§ Instructions for the task
From the entries below, gather every line containing the string "Price".

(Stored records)
BEGIN
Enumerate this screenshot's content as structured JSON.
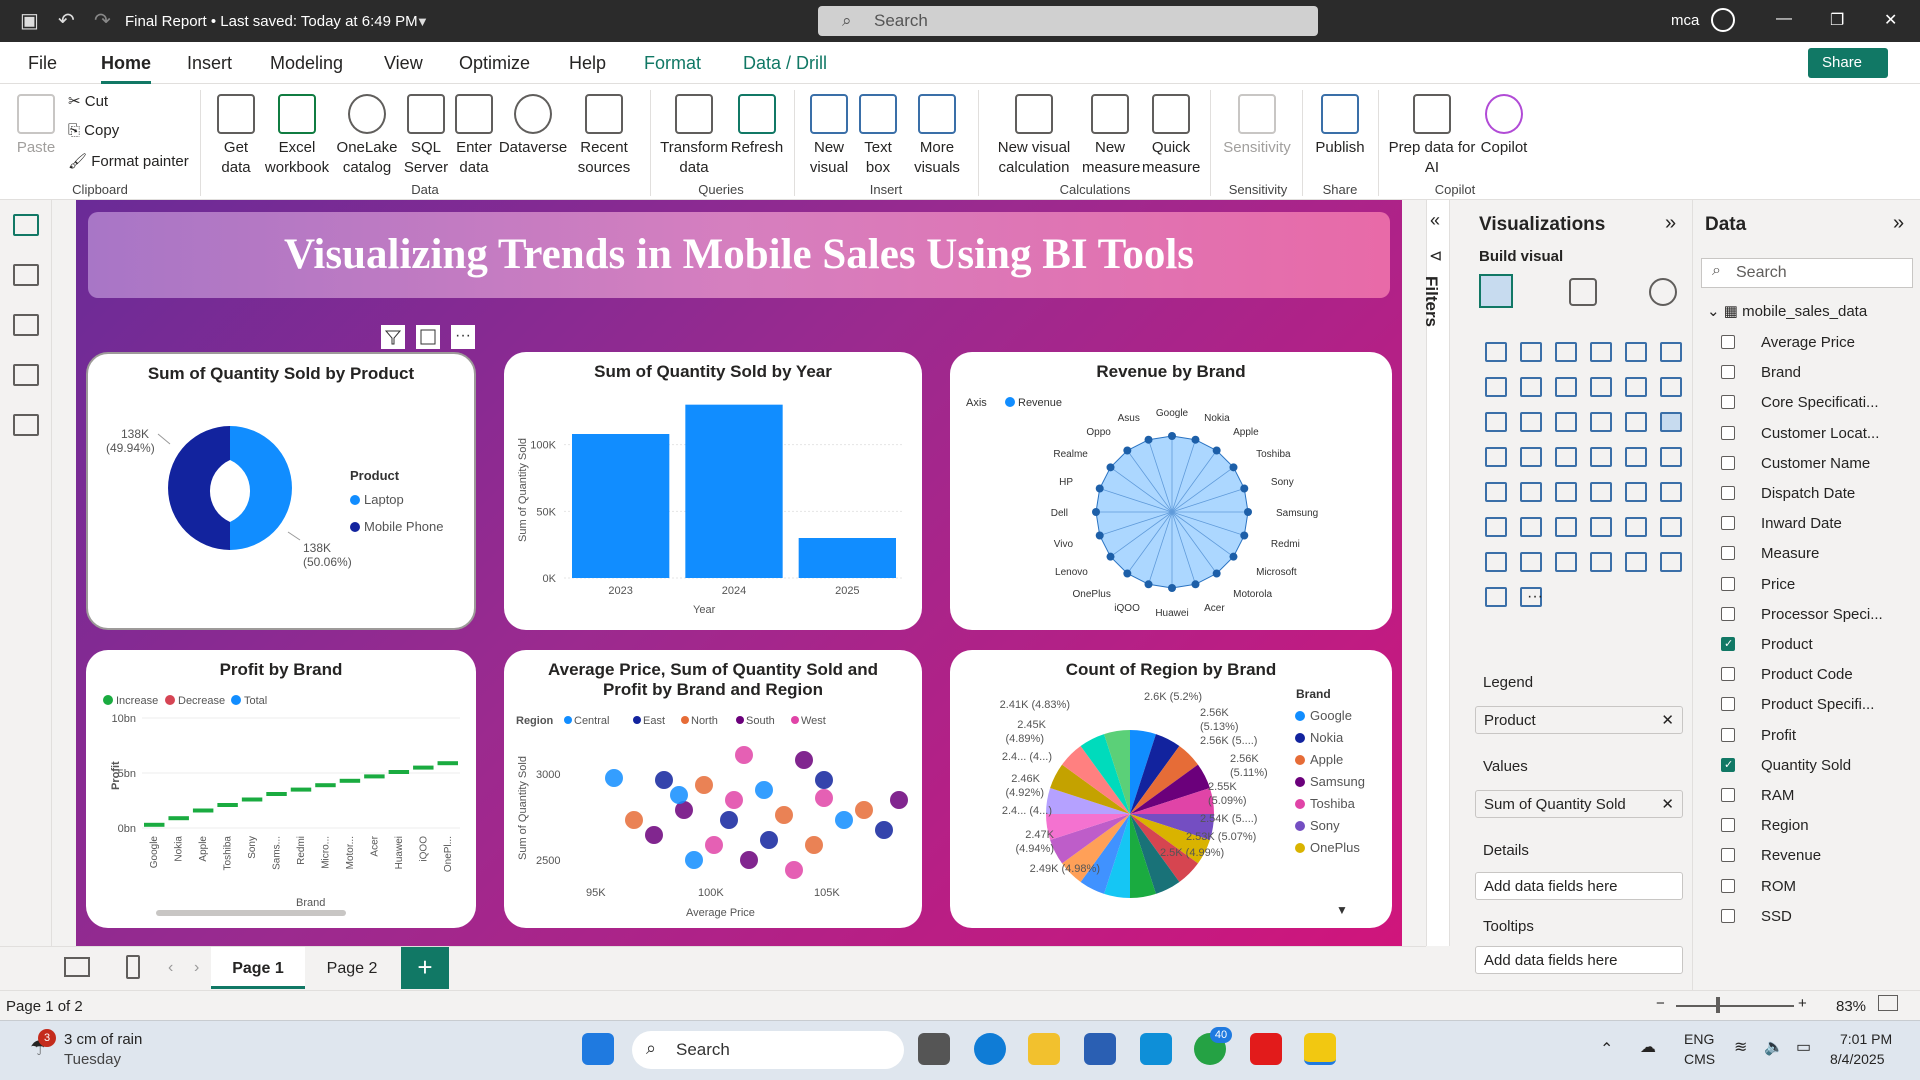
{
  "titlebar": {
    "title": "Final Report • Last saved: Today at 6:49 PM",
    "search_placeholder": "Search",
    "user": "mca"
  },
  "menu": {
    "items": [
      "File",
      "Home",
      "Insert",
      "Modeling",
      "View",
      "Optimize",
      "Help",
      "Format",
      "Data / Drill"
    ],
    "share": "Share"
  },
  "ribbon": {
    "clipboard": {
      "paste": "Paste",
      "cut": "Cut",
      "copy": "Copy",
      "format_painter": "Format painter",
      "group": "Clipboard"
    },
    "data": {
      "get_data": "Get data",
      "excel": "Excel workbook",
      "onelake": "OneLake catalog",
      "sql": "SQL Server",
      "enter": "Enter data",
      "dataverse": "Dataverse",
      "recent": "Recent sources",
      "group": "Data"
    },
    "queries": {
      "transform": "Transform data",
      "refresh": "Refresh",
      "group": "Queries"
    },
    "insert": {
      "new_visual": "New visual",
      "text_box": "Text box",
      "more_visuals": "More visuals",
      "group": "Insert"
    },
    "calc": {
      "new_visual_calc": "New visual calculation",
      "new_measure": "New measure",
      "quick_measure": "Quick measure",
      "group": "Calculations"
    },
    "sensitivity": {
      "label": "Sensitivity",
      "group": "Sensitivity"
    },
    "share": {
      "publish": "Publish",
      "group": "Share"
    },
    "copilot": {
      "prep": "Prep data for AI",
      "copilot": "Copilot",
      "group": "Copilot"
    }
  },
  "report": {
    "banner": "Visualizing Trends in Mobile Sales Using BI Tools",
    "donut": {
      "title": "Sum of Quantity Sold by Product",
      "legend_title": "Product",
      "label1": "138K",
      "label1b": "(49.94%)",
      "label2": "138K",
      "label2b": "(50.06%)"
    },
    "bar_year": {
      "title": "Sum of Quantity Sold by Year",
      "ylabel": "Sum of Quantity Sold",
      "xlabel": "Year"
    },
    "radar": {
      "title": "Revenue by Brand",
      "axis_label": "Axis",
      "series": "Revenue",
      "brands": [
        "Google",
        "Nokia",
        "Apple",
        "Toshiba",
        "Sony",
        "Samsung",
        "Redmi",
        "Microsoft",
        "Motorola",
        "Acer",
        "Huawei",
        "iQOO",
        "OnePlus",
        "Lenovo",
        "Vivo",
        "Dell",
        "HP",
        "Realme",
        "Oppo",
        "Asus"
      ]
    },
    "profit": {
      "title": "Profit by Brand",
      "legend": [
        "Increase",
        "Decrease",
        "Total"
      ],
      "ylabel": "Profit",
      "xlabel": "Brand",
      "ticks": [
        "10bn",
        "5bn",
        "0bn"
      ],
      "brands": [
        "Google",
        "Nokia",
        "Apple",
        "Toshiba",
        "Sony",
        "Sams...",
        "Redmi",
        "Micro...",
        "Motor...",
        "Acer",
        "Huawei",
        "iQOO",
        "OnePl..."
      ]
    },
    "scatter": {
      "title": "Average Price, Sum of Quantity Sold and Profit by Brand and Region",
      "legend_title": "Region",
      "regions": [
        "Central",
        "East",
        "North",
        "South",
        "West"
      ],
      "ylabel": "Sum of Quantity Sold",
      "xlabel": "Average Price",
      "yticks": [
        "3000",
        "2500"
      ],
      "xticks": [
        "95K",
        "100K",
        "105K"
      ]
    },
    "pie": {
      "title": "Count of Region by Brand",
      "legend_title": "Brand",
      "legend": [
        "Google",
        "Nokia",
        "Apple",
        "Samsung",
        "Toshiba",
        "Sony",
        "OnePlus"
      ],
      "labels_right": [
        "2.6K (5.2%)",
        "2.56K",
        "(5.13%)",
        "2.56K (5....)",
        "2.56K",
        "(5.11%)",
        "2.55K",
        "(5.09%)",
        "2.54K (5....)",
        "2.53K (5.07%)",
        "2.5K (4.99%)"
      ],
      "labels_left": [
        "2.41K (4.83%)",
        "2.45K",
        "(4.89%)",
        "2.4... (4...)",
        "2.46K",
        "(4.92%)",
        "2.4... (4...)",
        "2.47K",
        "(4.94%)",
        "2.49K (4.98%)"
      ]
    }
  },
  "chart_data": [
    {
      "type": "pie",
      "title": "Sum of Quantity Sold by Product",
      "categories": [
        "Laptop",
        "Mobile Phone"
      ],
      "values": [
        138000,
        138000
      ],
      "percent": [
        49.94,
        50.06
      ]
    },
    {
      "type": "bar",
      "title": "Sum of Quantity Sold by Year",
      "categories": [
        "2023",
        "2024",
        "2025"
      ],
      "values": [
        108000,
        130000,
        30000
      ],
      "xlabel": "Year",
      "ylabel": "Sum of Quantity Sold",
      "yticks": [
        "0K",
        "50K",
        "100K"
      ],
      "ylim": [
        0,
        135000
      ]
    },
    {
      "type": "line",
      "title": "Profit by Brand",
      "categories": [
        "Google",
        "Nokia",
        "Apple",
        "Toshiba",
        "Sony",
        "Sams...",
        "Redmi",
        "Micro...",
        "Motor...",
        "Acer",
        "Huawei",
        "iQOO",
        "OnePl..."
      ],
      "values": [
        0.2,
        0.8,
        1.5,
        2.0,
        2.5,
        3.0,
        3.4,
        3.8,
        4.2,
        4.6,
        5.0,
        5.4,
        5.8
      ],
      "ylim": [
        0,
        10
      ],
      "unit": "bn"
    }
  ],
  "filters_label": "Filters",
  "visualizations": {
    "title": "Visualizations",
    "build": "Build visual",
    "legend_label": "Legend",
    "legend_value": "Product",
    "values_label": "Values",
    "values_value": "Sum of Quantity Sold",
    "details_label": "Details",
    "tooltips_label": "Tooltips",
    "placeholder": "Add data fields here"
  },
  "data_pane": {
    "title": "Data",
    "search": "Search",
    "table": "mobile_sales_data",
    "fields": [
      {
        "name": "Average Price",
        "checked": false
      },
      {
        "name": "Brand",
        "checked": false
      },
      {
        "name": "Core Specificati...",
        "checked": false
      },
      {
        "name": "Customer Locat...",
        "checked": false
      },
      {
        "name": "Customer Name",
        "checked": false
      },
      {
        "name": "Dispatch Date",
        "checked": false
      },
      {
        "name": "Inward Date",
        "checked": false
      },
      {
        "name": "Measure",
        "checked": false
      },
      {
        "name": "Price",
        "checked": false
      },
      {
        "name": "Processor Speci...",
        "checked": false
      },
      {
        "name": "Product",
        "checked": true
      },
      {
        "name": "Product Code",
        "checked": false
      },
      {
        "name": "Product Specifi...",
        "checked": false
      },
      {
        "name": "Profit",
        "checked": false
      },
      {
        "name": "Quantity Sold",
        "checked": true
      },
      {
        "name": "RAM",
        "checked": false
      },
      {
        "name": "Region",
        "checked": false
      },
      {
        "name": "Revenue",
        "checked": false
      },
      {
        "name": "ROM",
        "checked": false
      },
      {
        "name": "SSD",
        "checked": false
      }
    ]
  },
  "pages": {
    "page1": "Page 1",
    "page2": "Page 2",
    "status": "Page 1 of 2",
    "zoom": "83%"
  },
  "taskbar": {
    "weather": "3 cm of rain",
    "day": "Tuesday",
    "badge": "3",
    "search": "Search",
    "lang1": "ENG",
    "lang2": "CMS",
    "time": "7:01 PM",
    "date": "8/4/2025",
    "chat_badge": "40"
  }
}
END
BEGIN
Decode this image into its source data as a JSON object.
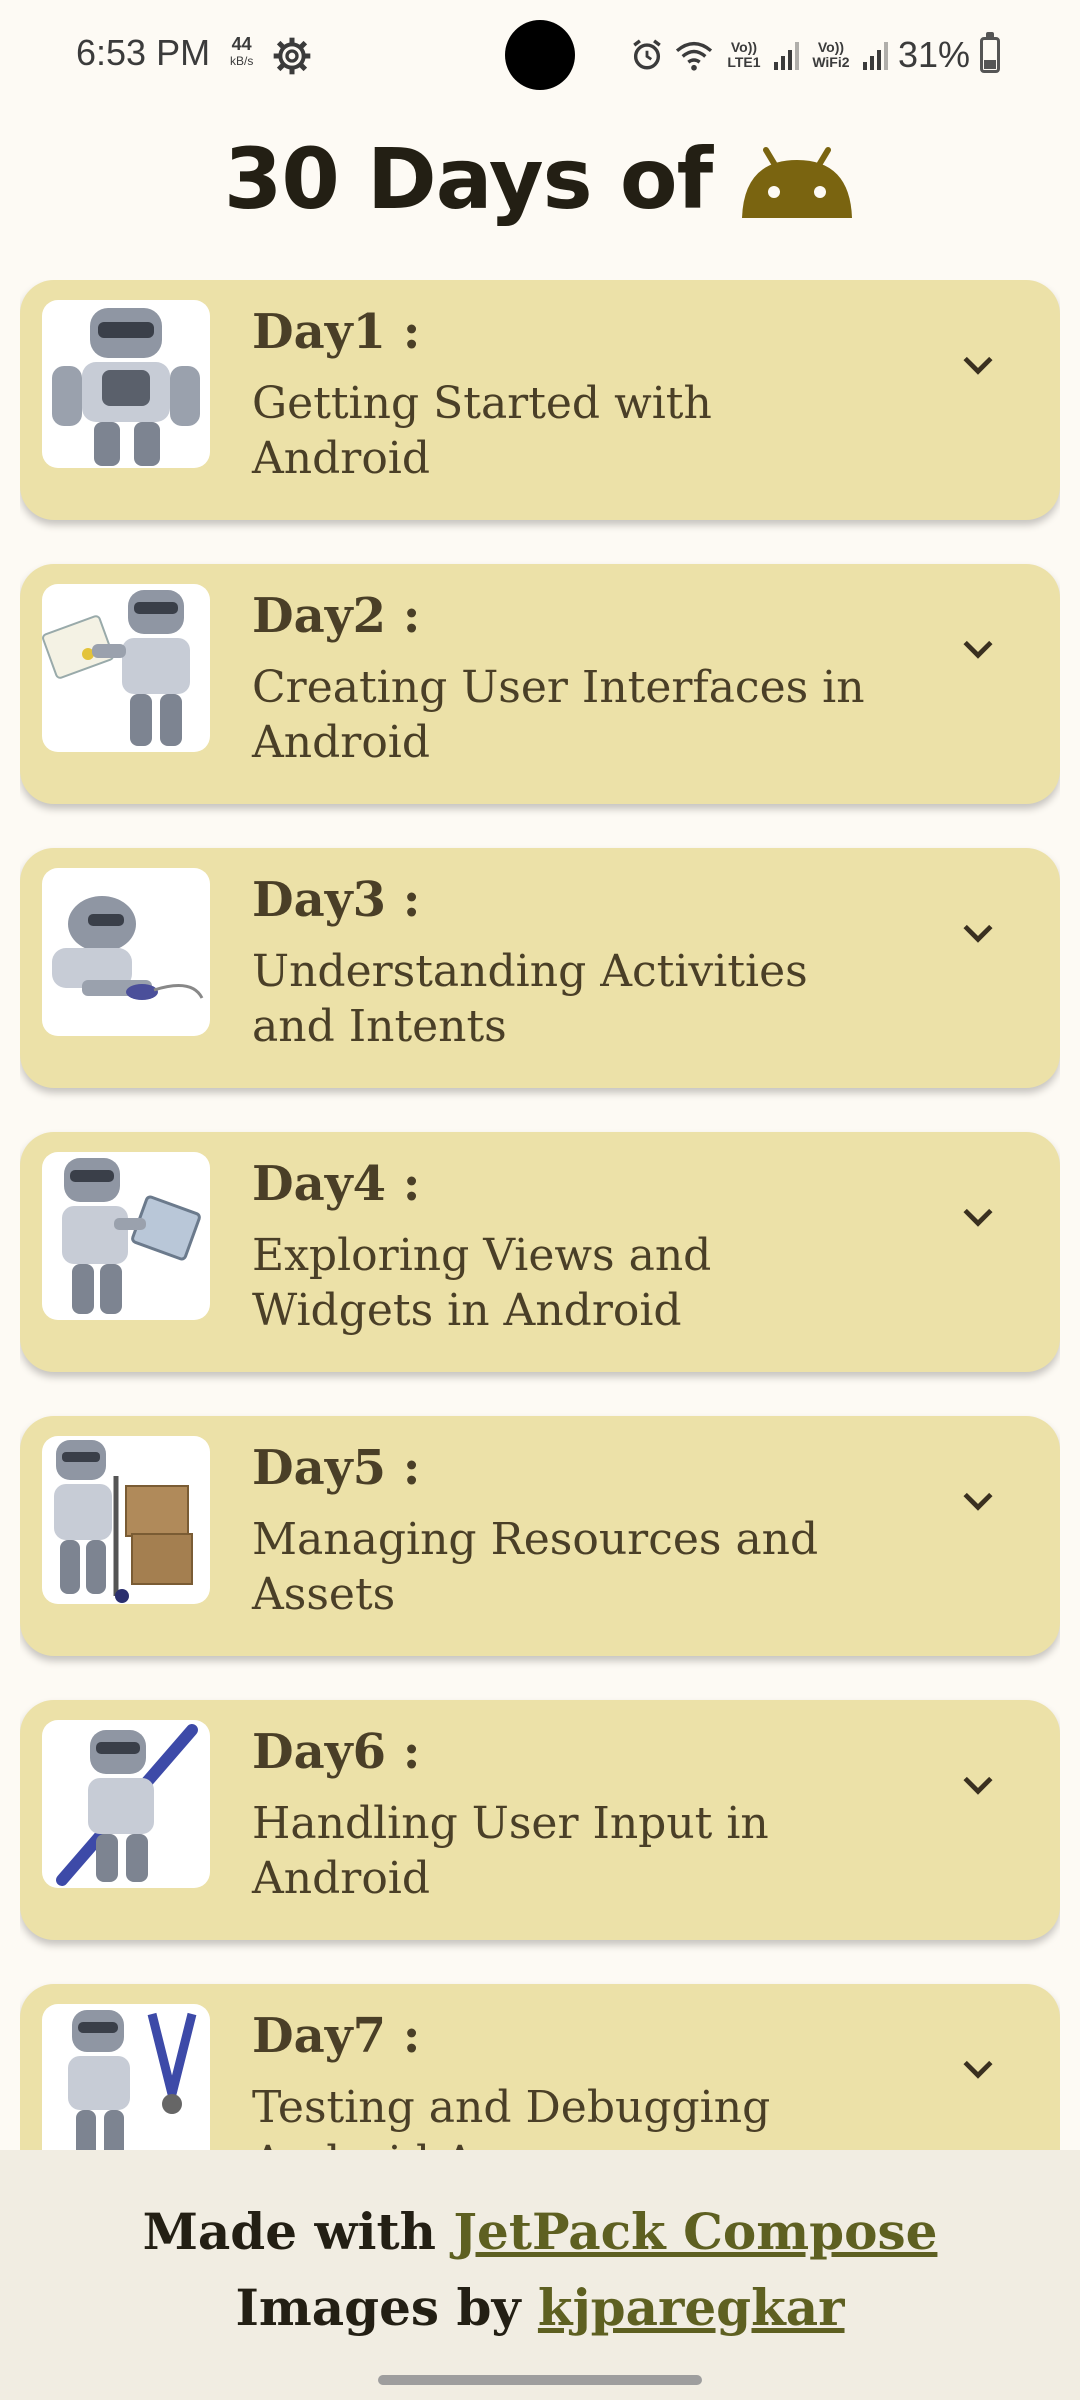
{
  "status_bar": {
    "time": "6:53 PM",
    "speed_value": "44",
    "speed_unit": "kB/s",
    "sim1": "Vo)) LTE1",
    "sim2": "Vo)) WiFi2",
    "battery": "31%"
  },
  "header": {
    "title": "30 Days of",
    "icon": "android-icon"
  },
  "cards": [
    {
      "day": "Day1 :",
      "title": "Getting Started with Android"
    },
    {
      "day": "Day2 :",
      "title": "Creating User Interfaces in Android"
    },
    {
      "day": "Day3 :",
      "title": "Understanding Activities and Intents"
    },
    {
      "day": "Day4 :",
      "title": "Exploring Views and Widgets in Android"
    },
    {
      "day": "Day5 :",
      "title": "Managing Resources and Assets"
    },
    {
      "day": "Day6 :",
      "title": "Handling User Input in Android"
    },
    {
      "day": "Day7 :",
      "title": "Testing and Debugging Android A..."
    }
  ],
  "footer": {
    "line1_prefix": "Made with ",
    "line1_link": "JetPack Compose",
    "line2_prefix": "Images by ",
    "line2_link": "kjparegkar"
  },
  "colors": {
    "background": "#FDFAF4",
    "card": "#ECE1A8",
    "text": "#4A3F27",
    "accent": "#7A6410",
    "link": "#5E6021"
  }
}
END
§ Result
      "title": "Average Price, Sum of Quantity Sold and Profit by Brand and Region",
      "xlabel": "Average Price",
        "name": "Average Price",
        "name": "Price",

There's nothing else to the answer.